>> Start DATA SUPPLIED

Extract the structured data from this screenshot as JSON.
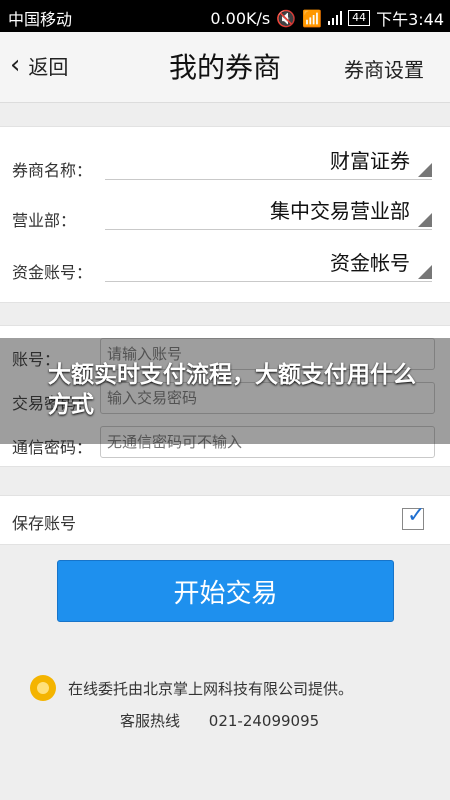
{
  "status_bar": {
    "carrier": "中国移动",
    "speed": "0.00K/s",
    "battery": "44",
    "time": "下午3:44"
  },
  "nav": {
    "back_label": "返回",
    "title": "我的券商",
    "settings_label": "券商设置"
  },
  "broker_form": {
    "rows": [
      {
        "label": "券商名称：",
        "value": "财富证券"
      },
      {
        "label": "营业部：",
        "value": "集中交易营业部"
      },
      {
        "label": "资金账号：",
        "value": "资金帐号"
      }
    ]
  },
  "login_form": {
    "account_label": "账号：",
    "account_placeholder": "请输入账号",
    "password_label": "交易密码：",
    "password_placeholder": "输入交易密码",
    "comm_label": "通信密码：",
    "comm_placeholder": "无通信密码可不输入"
  },
  "save_account": {
    "label": "保存账号",
    "checked": true
  },
  "start_button": "开始交易",
  "footer": {
    "provider": "在线委托由北京掌上网科技有限公司提供。",
    "hotline_label": "客服热线",
    "hotline_number": "021-24099095"
  },
  "overlay_title": "大额实时支付流程，大额支付用什么方式",
  "colors": {
    "primary": "#1e90ee",
    "checkbox_mark": "#1f6fd0",
    "logo": "#f4b400"
  }
}
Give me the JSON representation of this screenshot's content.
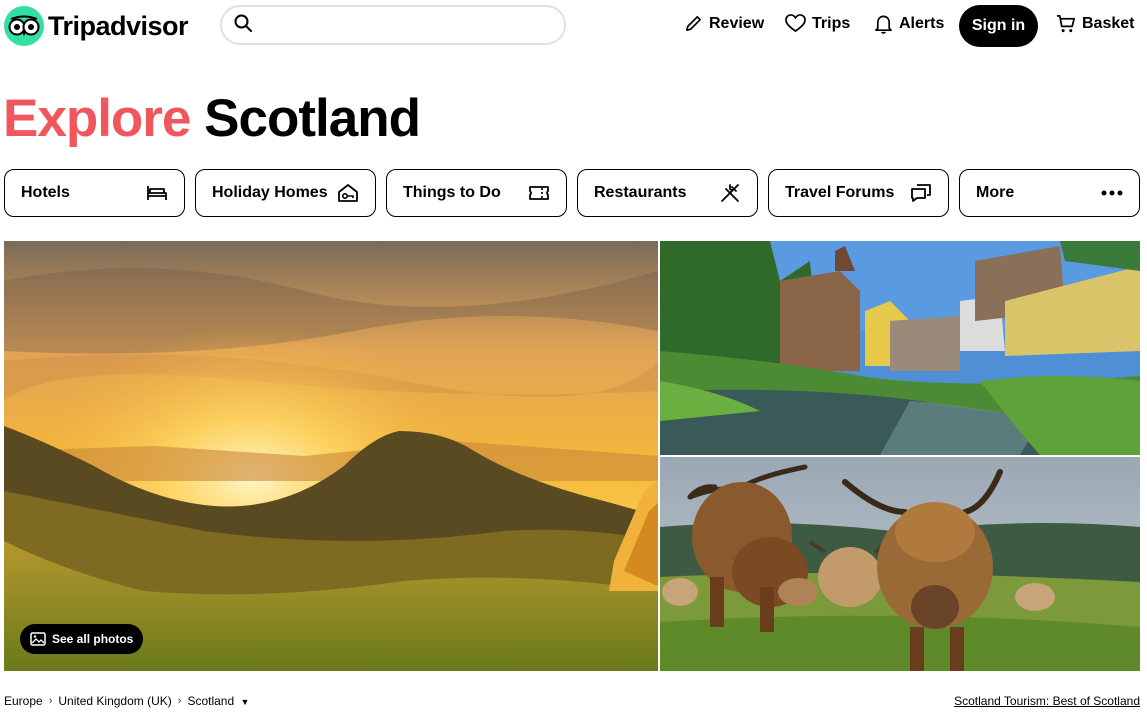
{
  "brand": {
    "name": "Tripadvisor",
    "accent": "#34E0A1"
  },
  "search": {
    "value": "",
    "placeholder": ""
  },
  "nav": {
    "review": "Review",
    "trips": "Trips",
    "alerts": "Alerts",
    "signin": "Sign in",
    "basket": "Basket"
  },
  "title": {
    "accent": "Explore",
    "rest": "Scotland",
    "accent_color": "#F0575C"
  },
  "tabs": [
    {
      "label": "Hotels",
      "icon": "bed-icon"
    },
    {
      "label": "Holiday Homes",
      "icon": "house-key-icon"
    },
    {
      "label": "Things to Do",
      "icon": "ticket-icon"
    },
    {
      "label": "Restaurants",
      "icon": "cutlery-icon"
    },
    {
      "label": "Travel Forums",
      "icon": "chat-bubble-icon"
    },
    {
      "label": "More",
      "icon": "more-dots-icon"
    }
  ],
  "photos": {
    "see_all": "See all photos"
  },
  "breadcrumb": [
    "Europe",
    "United Kingdom (UK)",
    "Scotland"
  ],
  "tourism_link": "Scotland Tourism: Best of Scotland"
}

>> End DATA SUPPLIED

* EXERCISE DIRECTIONS *
Where a line of the entries contains the word "value", copy that line.

* TASK ANSWER *
        "value": "财富证券"
        "value": "集中交易营业部"
        "value": "资金帐号"
    "value": "",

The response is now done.